### ENTRIES PROVIDED
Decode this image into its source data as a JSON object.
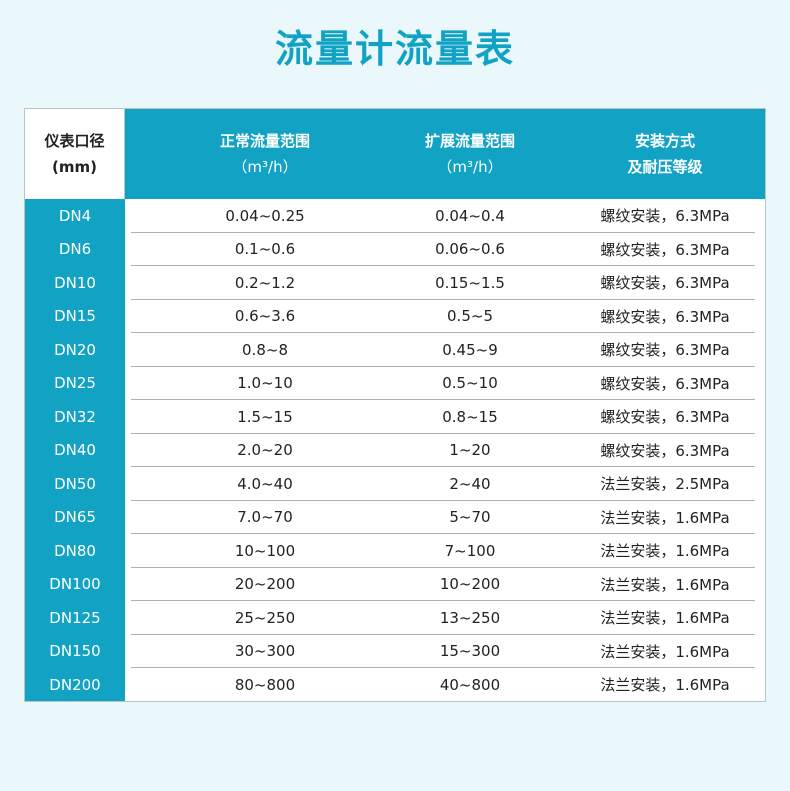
{
  "title": "流量计流量表",
  "header": {
    "col0": {
      "line1": "仪表口径",
      "line2": "(mm)"
    },
    "col1": {
      "line1": "正常流量范围",
      "line2": "（m³/h）"
    },
    "col2": {
      "line1": "扩展流量范围",
      "line2": "（m³/h）"
    },
    "col3": {
      "line1": "安装方式",
      "line2": "及耐压等级"
    }
  },
  "rows": [
    {
      "dn": "DN4",
      "normal": "0.04~0.25",
      "extended": "0.04~0.4",
      "install": "螺纹安装，6.3MPa"
    },
    {
      "dn": "DN6",
      "normal": "0.1~0.6",
      "extended": "0.06~0.6",
      "install": "螺纹安装，6.3MPa"
    },
    {
      "dn": "DN10",
      "normal": "0.2~1.2",
      "extended": "0.15~1.5",
      "install": "螺纹安装，6.3MPa"
    },
    {
      "dn": "DN15",
      "normal": "0.6~3.6",
      "extended": "0.5~5",
      "install": "螺纹安装，6.3MPa"
    },
    {
      "dn": "DN20",
      "normal": "0.8~8",
      "extended": "0.45~9",
      "install": "螺纹安装，6.3MPa"
    },
    {
      "dn": "DN25",
      "normal": "1.0~10",
      "extended": "0.5~10",
      "install": "螺纹安装，6.3MPa"
    },
    {
      "dn": "DN32",
      "normal": "1.5~15",
      "extended": "0.8~15",
      "install": "螺纹安装，6.3MPa"
    },
    {
      "dn": "DN40",
      "normal": "2.0~20",
      "extended": "1~20",
      "install": "螺纹安装，6.3MPa"
    },
    {
      "dn": "DN50",
      "normal": "4.0~40",
      "extended": "2~40",
      "install": "法兰安装，2.5MPa"
    },
    {
      "dn": "DN65",
      "normal": "7.0~70",
      "extended": "5~70",
      "install": "法兰安装，1.6MPa"
    },
    {
      "dn": "DN80",
      "normal": "10~100",
      "extended": "7~100",
      "install": "法兰安装，1.6MPa"
    },
    {
      "dn": "DN100",
      "normal": "20~200",
      "extended": "10~200",
      "install": "法兰安装，1.6MPa"
    },
    {
      "dn": "DN125",
      "normal": "25~250",
      "extended": "13~250",
      "install": "法兰安装，1.6MPa"
    },
    {
      "dn": "DN150",
      "normal": "30~300",
      "extended": "15~300",
      "install": "法兰安装，1.6MPa"
    },
    {
      "dn": "DN200",
      "normal": "80~800",
      "extended": "40~800",
      "install": "法兰安装，1.6MPa"
    }
  ],
  "colors": {
    "accent": "#12a3c4",
    "background": "#eaf8fc",
    "text": "#222222"
  }
}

### WRITTEN INSTRUCTION
Quote each record exactly as it stands, minus the pictures.

### RESULT FOR THIS EXERCISE
Decode this image into its source data as a JSON object.
{
  "title": "流量计流量表",
  "header": {
    "col0": {
      "line1": "仪表口径",
      "line2": "(mm)"
    },
    "col1": {
      "line1": "正常流量范围",
      "line2": "（m³/h）"
    },
    "col2": {
      "line1": "扩展流量范围",
      "line2": "（m³/h）"
    },
    "col3": {
      "line1": "安装方式",
      "line2": "及耐压等级"
    }
  },
  "rows": [
    {
      "dn": "DN4",
      "normal": "0.04~0.25",
      "extended": "0.04~0.4",
      "install": "螺纹安装，6.3MPa"
    },
    {
      "dn": "DN6",
      "normal": "0.1~0.6",
      "extended": "0.06~0.6",
      "install": "螺纹安装，6.3MPa"
    },
    {
      "dn": "DN10",
      "normal": "0.2~1.2",
      "extended": "0.15~1.5",
      "install": "螺纹安装，6.3MPa"
    },
    {
      "dn": "DN15",
      "normal": "0.6~3.6",
      "extended": "0.5~5",
      "install": "螺纹安装，6.3MPa"
    },
    {
      "dn": "DN20",
      "normal": "0.8~8",
      "extended": "0.45~9",
      "install": "螺纹安装，6.3MPa"
    },
    {
      "dn": "DN25",
      "normal": "1.0~10",
      "extended": "0.5~10",
      "install": "螺纹安装，6.3MPa"
    },
    {
      "dn": "DN32",
      "normal": "1.5~15",
      "extended": "0.8~15",
      "install": "螺纹安装，6.3MPa"
    },
    {
      "dn": "DN40",
      "normal": "2.0~20",
      "extended": "1~20",
      "install": "螺纹安装，6.3MPa"
    },
    {
      "dn": "DN50",
      "normal": "4.0~40",
      "extended": "2~40",
      "install": "法兰安装，2.5MPa"
    },
    {
      "dn": "DN65",
      "normal": "7.0~70",
      "extended": "5~70",
      "install": "法兰安装，1.6MPa"
    },
    {
      "dn": "DN80",
      "normal": "10~100",
      "extended": "7~100",
      "install": "法兰安装，1.6MPa"
    },
    {
      "dn": "DN100",
      "normal": "20~200",
      "extended": "10~200",
      "install": "法兰安装，1.6MPa"
    },
    {
      "dn": "DN125",
      "normal": "25~250",
      "extended": "13~250",
      "install": "法兰安装，1.6MPa"
    },
    {
      "dn": "DN150",
      "normal": "30~300",
      "extended": "15~300",
      "install": "法兰安装，1.6MPa"
    },
    {
      "dn": "DN200",
      "normal": "80~800",
      "extended": "40~800",
      "install": "法兰安装，1.6MPa"
    }
  ],
  "colors": {
    "accent": "#12a3c4",
    "background": "#eaf8fc",
    "text": "#222222"
  }
}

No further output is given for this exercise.